>> START
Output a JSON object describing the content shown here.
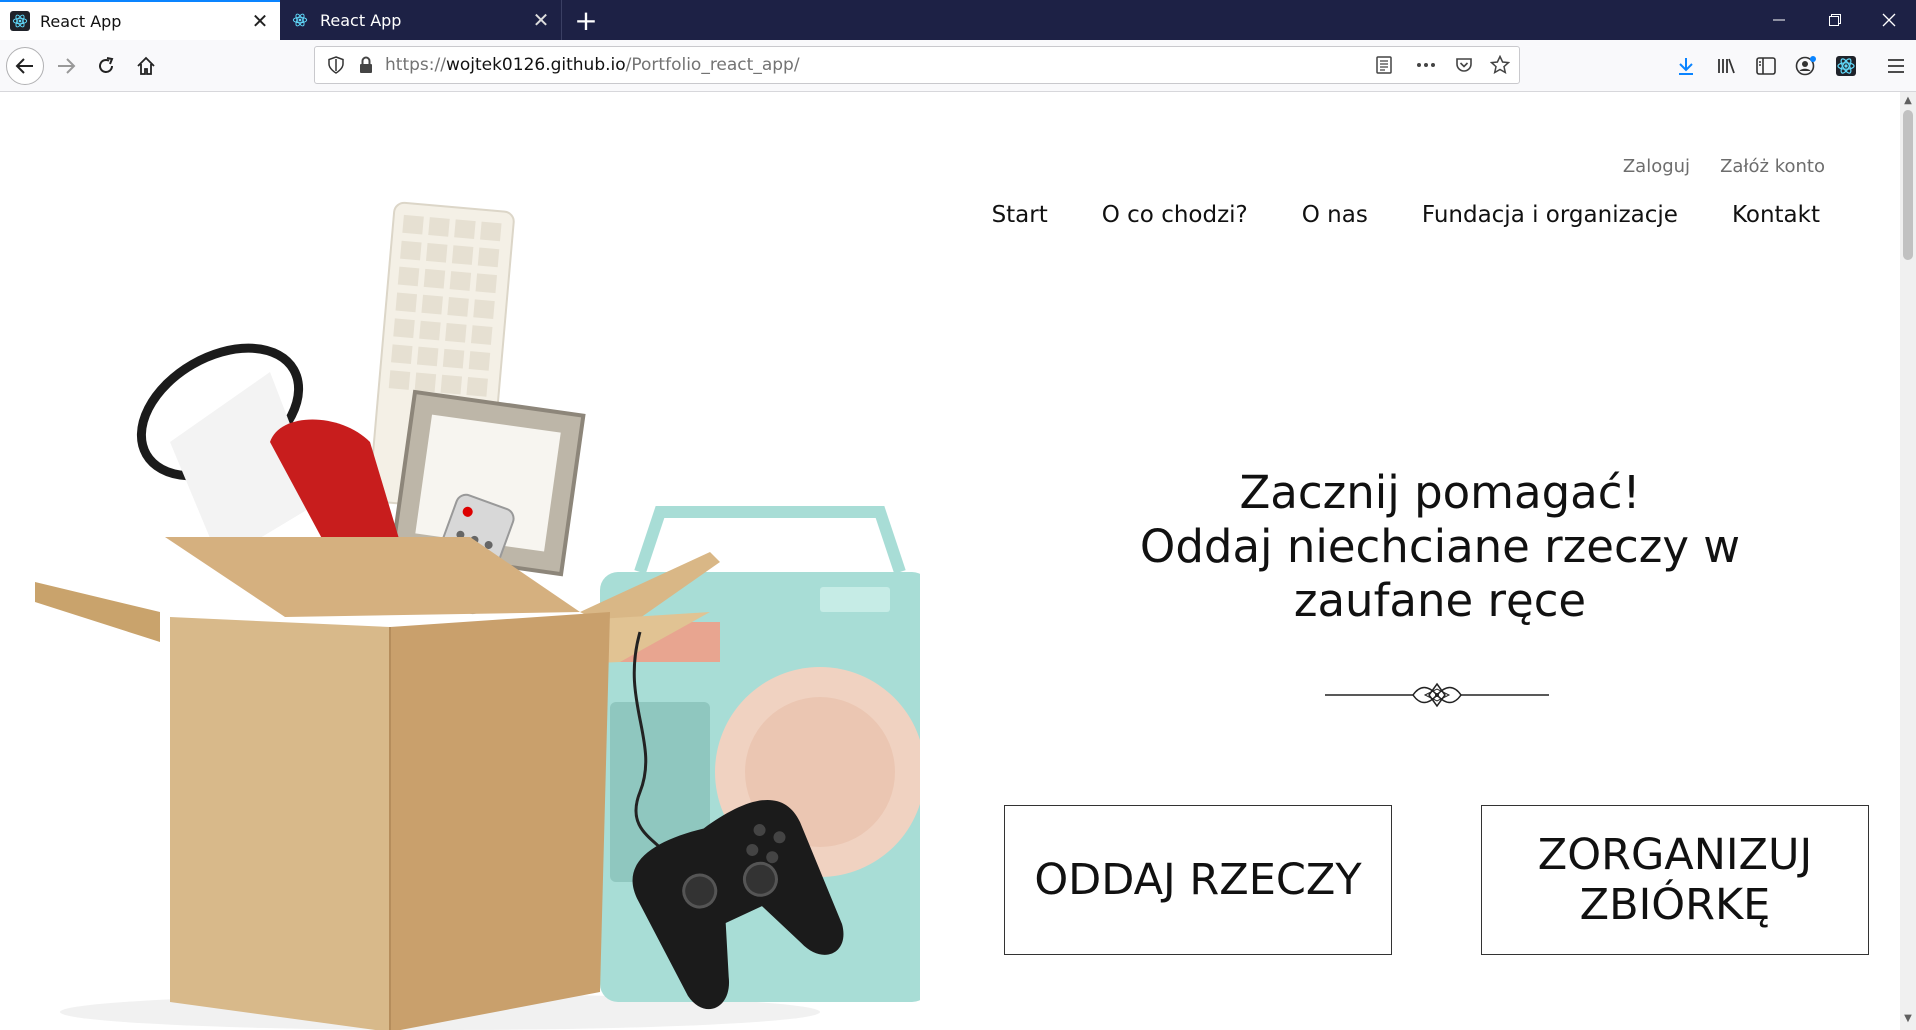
{
  "browser": {
    "tabs": [
      {
        "title": "React App",
        "active": true
      },
      {
        "title": "React App",
        "active": false
      }
    ],
    "url": {
      "scheme": "https://",
      "host": "wojtek0126.github.io",
      "path": "/Portfolio_react_app/"
    },
    "accent_color": "#0a84ff",
    "tabbar_color": "#1d2145"
  },
  "header": {
    "auth": {
      "login": "Zaloguj",
      "register": "Załóż konto"
    },
    "nav": [
      {
        "label": "Start"
      },
      {
        "label": "O co chodzi?"
      },
      {
        "label": "O nas"
      },
      {
        "label": "Fundacja i organizacje"
      },
      {
        "label": "Kontakt"
      }
    ]
  },
  "hero": {
    "headline_lines": [
      "Zacznij pomagać!",
      "Oddaj niechciane rzeczy w",
      "zaufane ręce"
    ],
    "buttons": {
      "give": "ODDAJ RZECZY",
      "organize_line1": "ZORGANIZUJ",
      "organize_line2": "ZBIÓRKĘ"
    }
  }
}
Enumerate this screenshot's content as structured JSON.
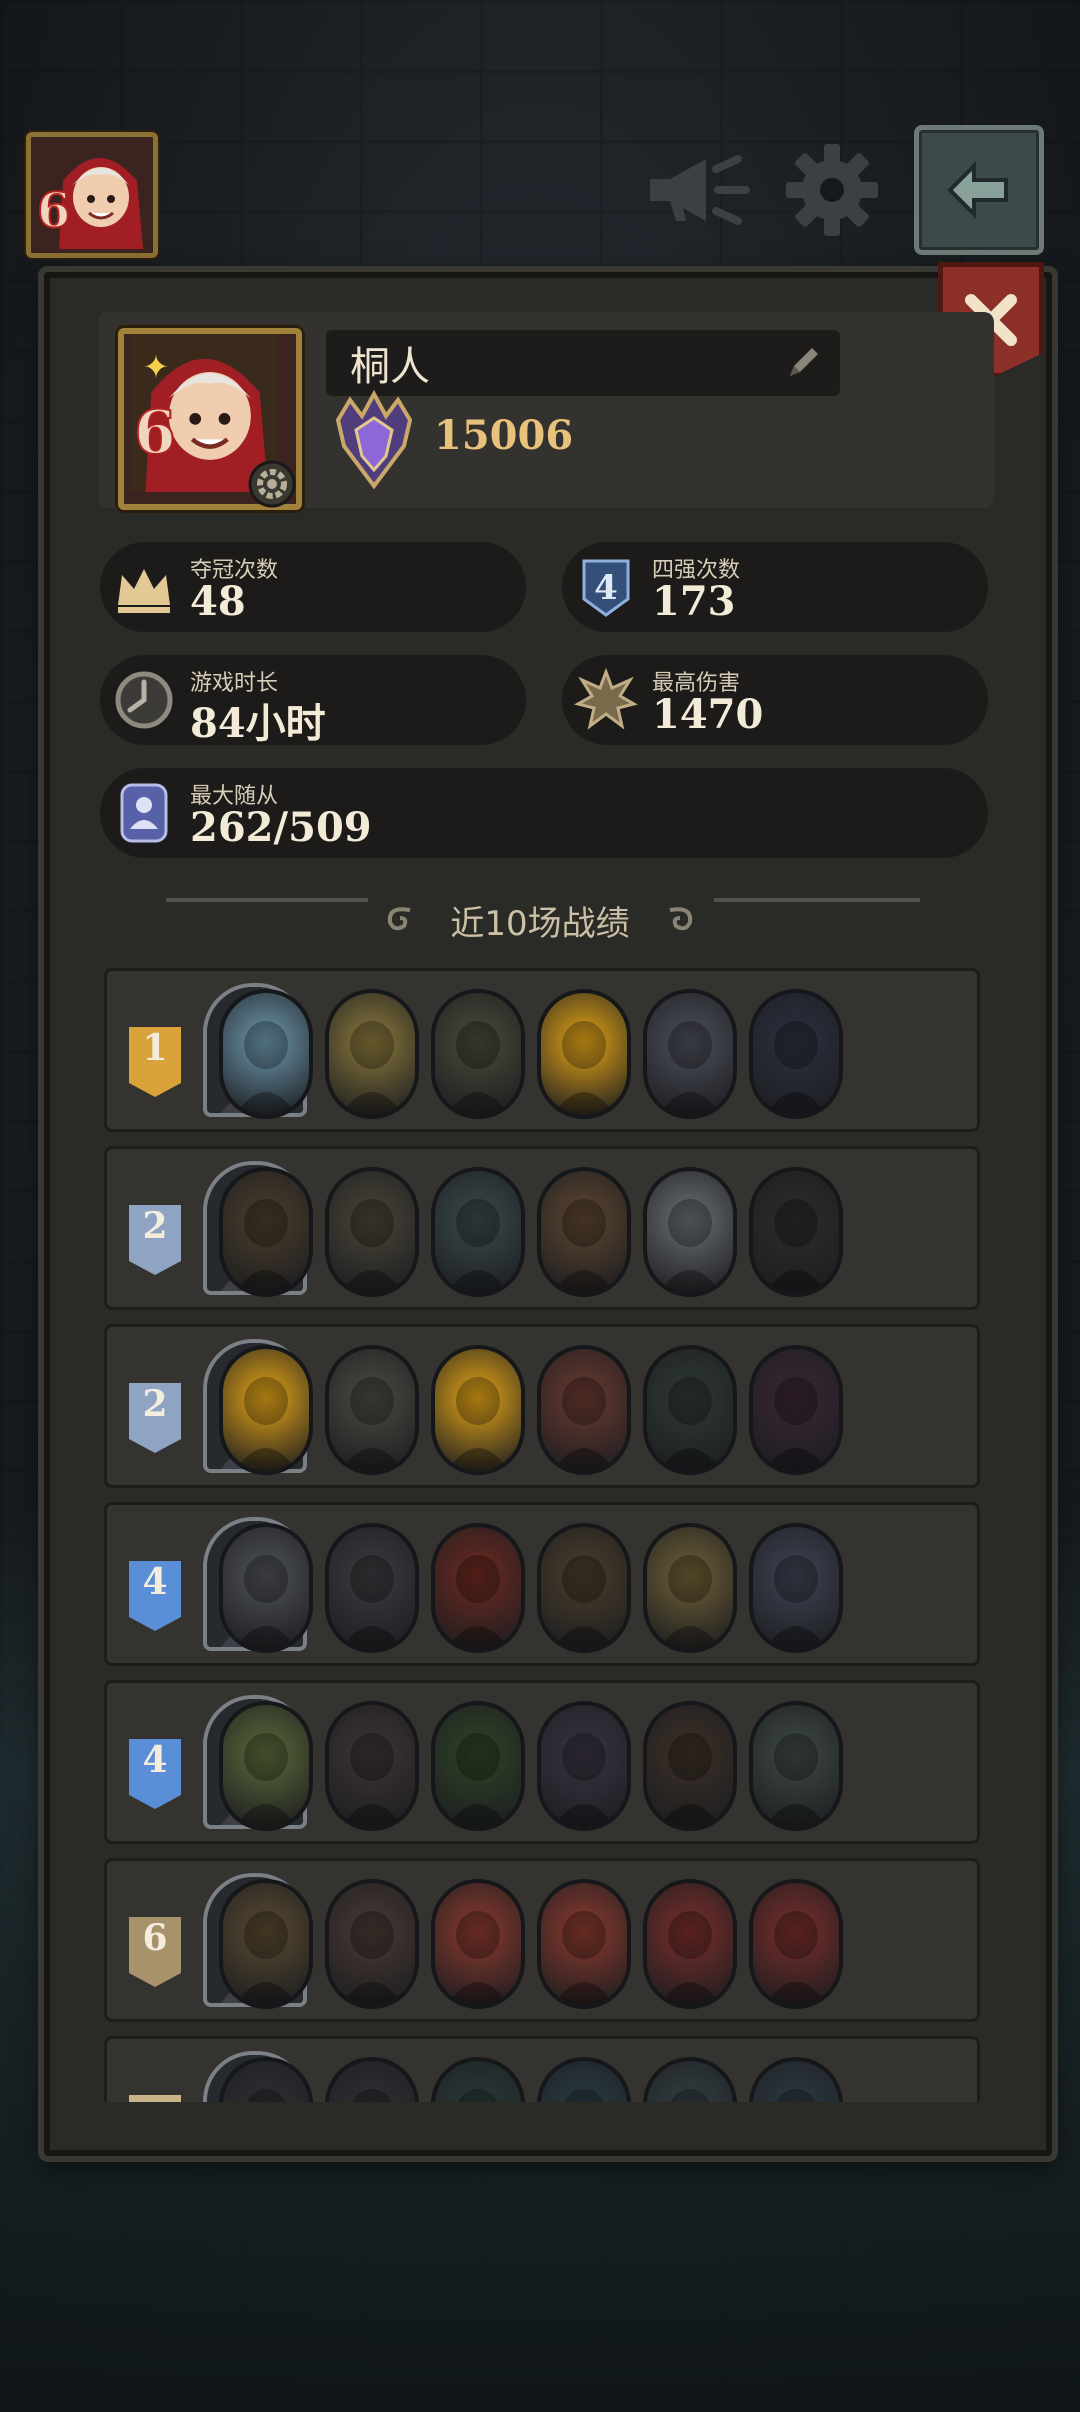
{
  "top_bar": {
    "avatar_level": "6",
    "icons": [
      "megaphone-icon",
      "gear-icon",
      "back-arrow-icon"
    ]
  },
  "profile": {
    "name": "桐人",
    "score": "15006",
    "level": "6"
  },
  "stats": {
    "champion": {
      "label": "夺冠次数",
      "value": "48"
    },
    "top4": {
      "label": "四强次数",
      "value": "173",
      "icon_text": "4"
    },
    "playtime": {
      "label": "游戏时长",
      "value": "84小时"
    },
    "max_damage": {
      "label": "最高伤害",
      "value": "1470"
    },
    "max_minions": {
      "label": "最大随从",
      "value": "262/509"
    }
  },
  "recent": {
    "title": "近10场战绩",
    "matches": [
      {
        "place": "1",
        "badge_color": "#d9a23a",
        "hero": "goat-hero",
        "units": [
          "#6f9ab0",
          "#8c7a3c",
          "#4a4a3a",
          "#e6a617",
          "#4d4f5a",
          "#2c3140"
        ]
      },
      {
        "place": "2",
        "badge_color": "#8ea4c2",
        "hero": "pirate-pig-hero",
        "units": [
          "#4b3e2b",
          "#4a4538",
          "#3a4a4c",
          "#5e4630",
          "#6b6f73",
          "#2f2b2a"
        ]
      },
      {
        "place": "2",
        "badge_color": "#8ea4c2",
        "hero": "fairy-hero",
        "units": [
          "#e6a617",
          "#4d4a42",
          "#e6a617",
          "#6b3a30",
          "#2f3a34",
          "#3a2634"
        ]
      },
      {
        "place": "4",
        "badge_color": "#5a8ed6",
        "hero": "shark-hero",
        "units": [
          "#4f5257",
          "#3a3c3f",
          "#6e2a1f",
          "#4b3e2b",
          "#706036",
          "#3f4454"
        ]
      },
      {
        "place": "4",
        "badge_color": "#5a8ed6",
        "hero": "shadow-hero",
        "units": [
          "#5d6a3a",
          "#3e3434",
          "#2f4426",
          "#3a3442",
          "#3c3027",
          "#3f4a44"
        ]
      },
      {
        "place": "6",
        "badge_color": "#a8926c",
        "hero": "goat-hero",
        "units": [
          "#5a4a30",
          "#4a3a34",
          "#8c3a2e",
          "#8c3a2e",
          "#7a2e2a",
          "#7a2e2a"
        ]
      },
      {
        "place": "",
        "badge_color": "#c9b48a",
        "hero": "hooded-hero",
        "units": [
          "#2e3033",
          "#2e3033",
          "#2b3b3a",
          "#2a3c44",
          "#334044",
          "#2d3a44"
        ]
      }
    ]
  }
}
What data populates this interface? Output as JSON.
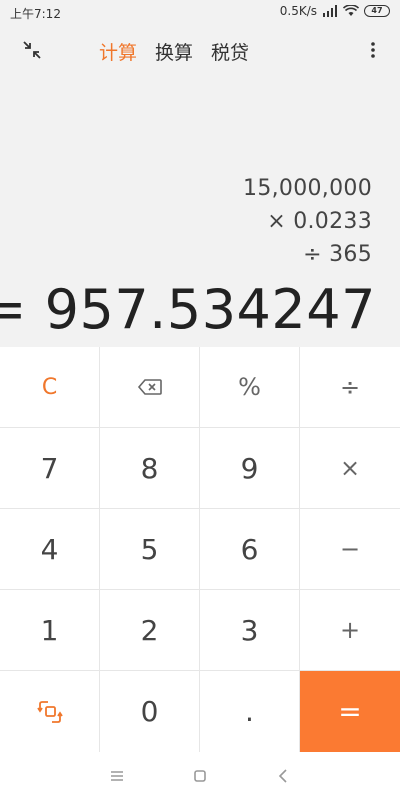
>> END
Your task is to list each line of the records with the word "hero".

  "hero": {
        "hero": "goat-hero",
        "hero": "pirate-pig-hero",
        "hero": "fairy-hero",
        "hero": "shark-hero",
        "hero": "shadow-hero",
        "hero": "goat-hero",
        "hero": "hooded-hero",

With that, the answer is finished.